**What this task involves:**
Below are the records. Gather each line that holds "trainer".

-- Material supplied start --

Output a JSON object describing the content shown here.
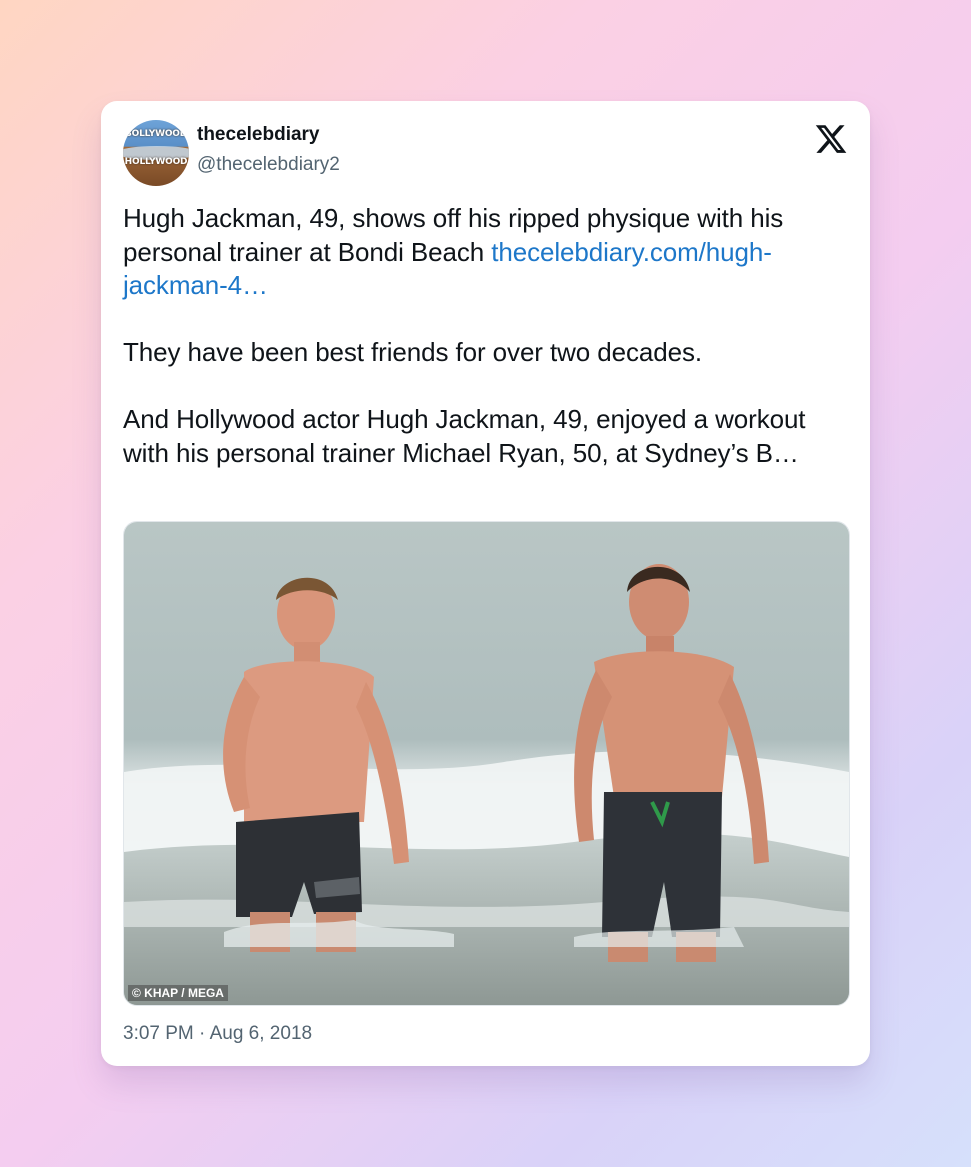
{
  "tweet": {
    "author": {
      "display_name": "thecelebdiary",
      "handle": "@thecelebdiary2",
      "avatar_sign_top": "BOLLYWOOD",
      "avatar_sign_bottom": "HOLLYWOOD"
    },
    "platform_icon": "x-logo-icon",
    "text": {
      "para1_before_link": "Hugh Jackman, 49, shows off his ripped physique with his personal trainer at Bondi Beach ",
      "para1_link": "thecelebdiary.com/hugh-jackman-4…",
      "para2": "They have been best friends for over two decades.",
      "para3": "And Hollywood actor Hugh Jackman, 49, enjoyed a workout with his personal trainer Michael Ryan, 50, at Sydney’s B…"
    },
    "photo": {
      "credit": "© KHAP / MEGA"
    },
    "timestamp": "3:07 PM · Aug 6, 2018"
  },
  "colors": {
    "link": "#1d77c9",
    "text_primary": "#0f1419",
    "text_secondary": "#536471",
    "card_bg": "#ffffff"
  }
}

-- Material supplied end --

**Task response:**
      "para1_before_link": "Hugh Jackman, 49, shows off his ripped physique with his personal trainer at Bondi Beach ",
      "para3": "And Hollywood actor Hugh Jackman, 49, enjoyed a workout with his personal trainer Michael Ryan, 50, at Sydney’s B…"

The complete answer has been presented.